++++ DATA FOR PROCESSING
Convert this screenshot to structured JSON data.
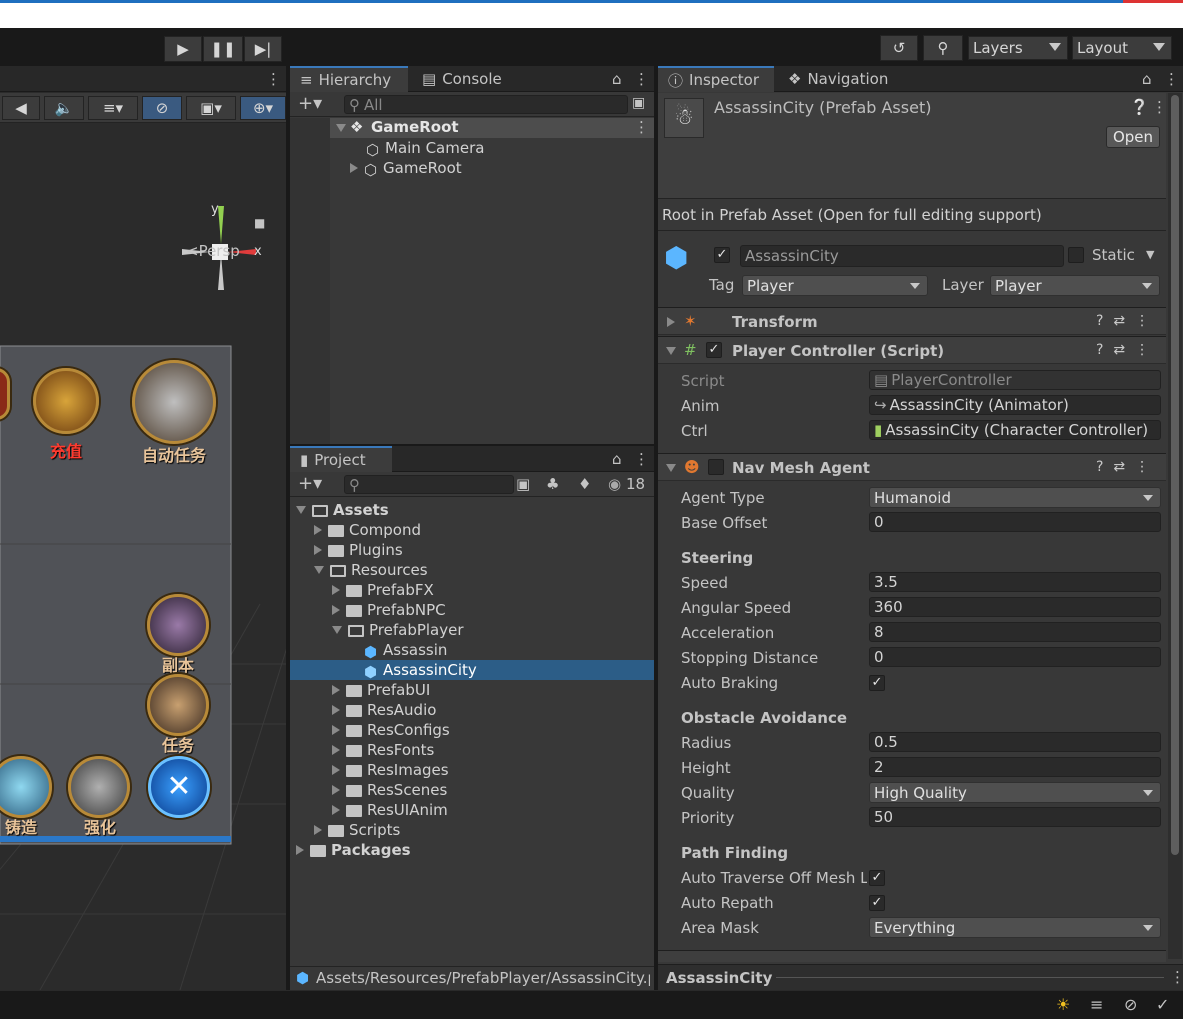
{
  "toolbar": {
    "play_icon": "play-icon",
    "pause_icon": "pause-icon",
    "step_icon": "step-icon",
    "layers_label": "Layers",
    "layout_label": "Layout"
  },
  "scene": {
    "axis_y": "y",
    "axis_x": "x",
    "persp_label": "<Persp",
    "game_labels": {
      "recharge": "充值",
      "auto_task": "自动任务",
      "dungeon": "副本",
      "task": "任务",
      "forge": "铸造",
      "strengthen": "强化"
    }
  },
  "hierarchy": {
    "tab_hierarchy": "Hierarchy",
    "tab_console": "Console",
    "search_placeholder": "All",
    "items": [
      {
        "label": "GameRoot"
      },
      {
        "label": "Main Camera"
      },
      {
        "label": "GameRoot"
      }
    ]
  },
  "project": {
    "tab_label": "Project",
    "search_value": "",
    "hidden_count": "18",
    "tree": [
      {
        "label": "Assets"
      },
      {
        "label": "Compond"
      },
      {
        "label": "Plugins"
      },
      {
        "label": "Resources"
      },
      {
        "label": "PrefabFX"
      },
      {
        "label": "PrefabNPC"
      },
      {
        "label": "PrefabPlayer"
      },
      {
        "label": "Assassin"
      },
      {
        "label": "AssassinCity"
      },
      {
        "label": "PrefabUI"
      },
      {
        "label": "ResAudio"
      },
      {
        "label": "ResConfigs"
      },
      {
        "label": "ResFonts"
      },
      {
        "label": "ResImages"
      },
      {
        "label": "ResScenes"
      },
      {
        "label": "ResUIAnim"
      },
      {
        "label": "Scripts"
      },
      {
        "label": "Packages"
      }
    ],
    "path": "Assets/Resources/PrefabPlayer/AssassinCity.p"
  },
  "inspector": {
    "tab_inspector": "Inspector",
    "tab_navigation": "Navigation",
    "asset_title": "AssassinCity (Prefab Asset)",
    "open_button": "Open",
    "notice": "Root in Prefab Asset (Open for full editing support)",
    "object_name": "AssassinCity",
    "static_label": "Static",
    "tag_label": "Tag",
    "tag_value": "Player",
    "layer_label": "Layer",
    "layer_value": "Player",
    "transform": {
      "title": "Transform"
    },
    "player_controller": {
      "title": "Player Controller (Script)",
      "script_label": "Script",
      "script_value": "PlayerController",
      "anim_label": "Anim",
      "anim_value": "AssassinCity (Animator)",
      "ctrl_label": "Ctrl",
      "ctrl_value": "AssassinCity (Character Controller)"
    },
    "nav_mesh_agent": {
      "title": "Nav Mesh Agent",
      "agent_type_label": "Agent Type",
      "agent_type_value": "Humanoid",
      "base_offset_label": "Base Offset",
      "base_offset_value": "0",
      "steering_header": "Steering",
      "speed_label": "Speed",
      "speed_value": "3.5",
      "angular_speed_label": "Angular Speed",
      "angular_speed_value": "360",
      "acceleration_label": "Acceleration",
      "acceleration_value": "8",
      "stopping_distance_label": "Stopping Distance",
      "stopping_distance_value": "0",
      "auto_braking_label": "Auto Braking",
      "obstacle_header": "Obstacle Avoidance",
      "radius_label": "Radius",
      "radius_value": "0.5",
      "height_label": "Height",
      "height_value": "2",
      "quality_label": "Quality",
      "quality_value": "High Quality",
      "priority_label": "Priority",
      "priority_value": "50",
      "path_finding_header": "Path Finding",
      "auto_traverse_label": "Auto Traverse Off Mesh Li",
      "auto_repath_label": "Auto Repath",
      "area_mask_label": "Area Mask",
      "area_mask_value": "Everything"
    },
    "footer_name": "AssassinCity"
  },
  "colors": {
    "accent": "#3a79bb",
    "selection": "#2c5d87",
    "panel": "#383838",
    "recharge_red": "#ff3b2f"
  }
}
++++++++
• **TASK STATEMENT**
Give back every line exactly as it stands, pictures excluded.

• **FULL SOLUTION**
Convert this screenshot to structured JSON data.
{
  "toolbar": {
    "play_icon": "play-icon",
    "pause_icon": "pause-icon",
    "step_icon": "step-icon",
    "layers_label": "Layers",
    "layout_label": "Layout"
  },
  "scene": {
    "axis_y": "y",
    "axis_x": "x",
    "persp_label": "<Persp",
    "game_labels": {
      "recharge": "充值",
      "auto_task": "自动任务",
      "dungeon": "副本",
      "task": "任务",
      "forge": "铸造",
      "strengthen": "强化"
    }
  },
  "hierarchy": {
    "tab_hierarchy": "Hierarchy",
    "tab_console": "Console",
    "search_placeholder": "All",
    "items": [
      {
        "label": "GameRoot"
      },
      {
        "label": "Main Camera"
      },
      {
        "label": "GameRoot"
      }
    ]
  },
  "project": {
    "tab_label": "Project",
    "search_value": "",
    "hidden_count": "18",
    "tree": [
      {
        "label": "Assets"
      },
      {
        "label": "Compond"
      },
      {
        "label": "Plugins"
      },
      {
        "label": "Resources"
      },
      {
        "label": "PrefabFX"
      },
      {
        "label": "PrefabNPC"
      },
      {
        "label": "PrefabPlayer"
      },
      {
        "label": "Assassin"
      },
      {
        "label": "AssassinCity"
      },
      {
        "label": "PrefabUI"
      },
      {
        "label": "ResAudio"
      },
      {
        "label": "ResConfigs"
      },
      {
        "label": "ResFonts"
      },
      {
        "label": "ResImages"
      },
      {
        "label": "ResScenes"
      },
      {
        "label": "ResUIAnim"
      },
      {
        "label": "Scripts"
      },
      {
        "label": "Packages"
      }
    ],
    "path": "Assets/Resources/PrefabPlayer/AssassinCity.p"
  },
  "inspector": {
    "tab_inspector": "Inspector",
    "tab_navigation": "Navigation",
    "asset_title": "AssassinCity (Prefab Asset)",
    "open_button": "Open",
    "notice": "Root in Prefab Asset (Open for full editing support)",
    "object_name": "AssassinCity",
    "static_label": "Static",
    "tag_label": "Tag",
    "tag_value": "Player",
    "layer_label": "Layer",
    "layer_value": "Player",
    "transform": {
      "title": "Transform"
    },
    "player_controller": {
      "title": "Player Controller (Script)",
      "script_label": "Script",
      "script_value": "PlayerController",
      "anim_label": "Anim",
      "anim_value": "AssassinCity (Animator)",
      "ctrl_label": "Ctrl",
      "ctrl_value": "AssassinCity (Character Controller)"
    },
    "nav_mesh_agent": {
      "title": "Nav Mesh Agent",
      "agent_type_label": "Agent Type",
      "agent_type_value": "Humanoid",
      "base_offset_label": "Base Offset",
      "base_offset_value": "0",
      "steering_header": "Steering",
      "speed_label": "Speed",
      "speed_value": "3.5",
      "angular_speed_label": "Angular Speed",
      "angular_speed_value": "360",
      "acceleration_label": "Acceleration",
      "acceleration_value": "8",
      "stopping_distance_label": "Stopping Distance",
      "stopping_distance_value": "0",
      "auto_braking_label": "Auto Braking",
      "obstacle_header": "Obstacle Avoidance",
      "radius_label": "Radius",
      "radius_value": "0.5",
      "height_label": "Height",
      "height_value": "2",
      "quality_label": "Quality",
      "quality_value": "High Quality",
      "priority_label": "Priority",
      "priority_value": "50",
      "path_finding_header": "Path Finding",
      "auto_traverse_label": "Auto Traverse Off Mesh Li",
      "auto_repath_label": "Auto Repath",
      "area_mask_label": "Area Mask",
      "area_mask_value": "Everything"
    },
    "footer_name": "AssassinCity"
  },
  "colors": {
    "accent": "#3a79bb",
    "selection": "#2c5d87",
    "panel": "#383838",
    "recharge_red": "#ff3b2f"
  }
}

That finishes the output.